Problem: Locate each line of the material that contains "Андерсен", then return it.

Records shown:
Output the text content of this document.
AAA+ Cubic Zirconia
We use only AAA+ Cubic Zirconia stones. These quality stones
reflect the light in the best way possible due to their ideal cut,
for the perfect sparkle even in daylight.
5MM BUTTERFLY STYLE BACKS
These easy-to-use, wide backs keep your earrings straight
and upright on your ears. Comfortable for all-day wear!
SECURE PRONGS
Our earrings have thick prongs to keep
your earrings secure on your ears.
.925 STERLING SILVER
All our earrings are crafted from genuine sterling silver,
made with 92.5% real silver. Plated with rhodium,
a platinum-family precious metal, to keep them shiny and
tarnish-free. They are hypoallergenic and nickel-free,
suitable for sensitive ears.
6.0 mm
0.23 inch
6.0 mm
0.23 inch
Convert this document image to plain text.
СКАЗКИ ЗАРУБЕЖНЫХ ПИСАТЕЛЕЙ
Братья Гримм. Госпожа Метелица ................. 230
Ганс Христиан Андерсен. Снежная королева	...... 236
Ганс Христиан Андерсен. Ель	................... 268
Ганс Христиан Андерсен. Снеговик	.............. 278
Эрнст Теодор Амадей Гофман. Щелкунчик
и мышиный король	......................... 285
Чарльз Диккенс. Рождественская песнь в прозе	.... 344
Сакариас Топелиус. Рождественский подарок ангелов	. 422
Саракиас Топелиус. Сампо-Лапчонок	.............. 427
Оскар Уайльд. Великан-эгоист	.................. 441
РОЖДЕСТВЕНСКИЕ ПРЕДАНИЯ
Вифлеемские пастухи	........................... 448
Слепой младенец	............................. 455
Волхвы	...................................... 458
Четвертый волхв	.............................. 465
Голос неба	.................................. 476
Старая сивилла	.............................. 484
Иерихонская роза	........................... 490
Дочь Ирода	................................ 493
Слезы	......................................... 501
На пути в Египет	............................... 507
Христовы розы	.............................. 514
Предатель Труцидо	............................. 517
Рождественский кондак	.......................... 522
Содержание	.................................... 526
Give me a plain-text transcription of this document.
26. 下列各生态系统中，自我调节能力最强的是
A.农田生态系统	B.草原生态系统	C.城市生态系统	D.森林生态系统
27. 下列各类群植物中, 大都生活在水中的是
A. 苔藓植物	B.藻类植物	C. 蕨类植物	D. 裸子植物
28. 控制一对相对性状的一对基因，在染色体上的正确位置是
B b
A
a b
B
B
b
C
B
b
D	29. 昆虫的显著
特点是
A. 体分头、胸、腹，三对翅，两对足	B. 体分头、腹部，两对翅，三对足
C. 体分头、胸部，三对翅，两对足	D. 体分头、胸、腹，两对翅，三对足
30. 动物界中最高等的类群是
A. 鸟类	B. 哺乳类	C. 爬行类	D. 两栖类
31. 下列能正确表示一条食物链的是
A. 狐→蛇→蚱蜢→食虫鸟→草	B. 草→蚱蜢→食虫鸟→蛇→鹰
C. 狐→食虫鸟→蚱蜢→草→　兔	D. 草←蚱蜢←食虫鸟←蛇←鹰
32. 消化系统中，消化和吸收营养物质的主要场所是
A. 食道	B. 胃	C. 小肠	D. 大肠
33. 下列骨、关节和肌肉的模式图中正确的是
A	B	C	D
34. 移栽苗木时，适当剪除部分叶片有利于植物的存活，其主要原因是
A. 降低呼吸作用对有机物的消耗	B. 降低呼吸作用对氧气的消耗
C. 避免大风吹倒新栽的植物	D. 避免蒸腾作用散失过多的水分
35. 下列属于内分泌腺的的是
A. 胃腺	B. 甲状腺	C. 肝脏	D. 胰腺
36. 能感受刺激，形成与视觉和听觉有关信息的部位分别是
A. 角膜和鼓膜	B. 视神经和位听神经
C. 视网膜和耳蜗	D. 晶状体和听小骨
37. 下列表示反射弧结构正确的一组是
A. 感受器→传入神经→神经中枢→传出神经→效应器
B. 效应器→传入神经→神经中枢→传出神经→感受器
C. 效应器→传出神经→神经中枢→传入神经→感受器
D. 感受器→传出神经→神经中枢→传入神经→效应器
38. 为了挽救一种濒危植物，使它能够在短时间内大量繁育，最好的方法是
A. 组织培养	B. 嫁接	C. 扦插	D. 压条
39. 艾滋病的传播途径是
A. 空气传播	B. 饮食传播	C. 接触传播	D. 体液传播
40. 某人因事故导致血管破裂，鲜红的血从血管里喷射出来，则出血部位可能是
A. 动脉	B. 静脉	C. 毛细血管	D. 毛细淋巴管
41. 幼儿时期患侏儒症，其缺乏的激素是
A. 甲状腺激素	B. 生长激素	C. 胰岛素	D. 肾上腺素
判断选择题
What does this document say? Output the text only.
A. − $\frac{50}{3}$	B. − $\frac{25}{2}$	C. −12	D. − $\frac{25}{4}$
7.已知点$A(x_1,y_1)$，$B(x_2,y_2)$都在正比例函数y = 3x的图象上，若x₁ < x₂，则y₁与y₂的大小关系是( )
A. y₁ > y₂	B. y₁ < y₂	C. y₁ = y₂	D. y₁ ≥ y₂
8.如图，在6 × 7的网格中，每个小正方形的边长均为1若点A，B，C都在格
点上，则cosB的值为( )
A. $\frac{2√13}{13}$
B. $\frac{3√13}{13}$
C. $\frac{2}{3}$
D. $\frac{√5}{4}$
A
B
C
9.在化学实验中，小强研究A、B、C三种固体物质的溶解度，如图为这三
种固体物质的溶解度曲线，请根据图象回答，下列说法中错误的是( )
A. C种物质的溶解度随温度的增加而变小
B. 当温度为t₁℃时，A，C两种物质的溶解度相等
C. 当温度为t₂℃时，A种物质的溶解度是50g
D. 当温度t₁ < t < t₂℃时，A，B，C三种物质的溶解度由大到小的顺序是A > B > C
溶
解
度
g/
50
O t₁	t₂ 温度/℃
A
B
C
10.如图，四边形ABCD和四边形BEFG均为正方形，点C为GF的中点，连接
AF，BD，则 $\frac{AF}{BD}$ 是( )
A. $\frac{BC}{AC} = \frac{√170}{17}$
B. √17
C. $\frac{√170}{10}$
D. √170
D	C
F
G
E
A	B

Problem solution:
Ганс Христиан Андерсен. Снежная королева	...... 236
Ганс Христиан Андерсен. Ель	................... 268
Ганс Христиан Андерсен. Снеговик	.............. 278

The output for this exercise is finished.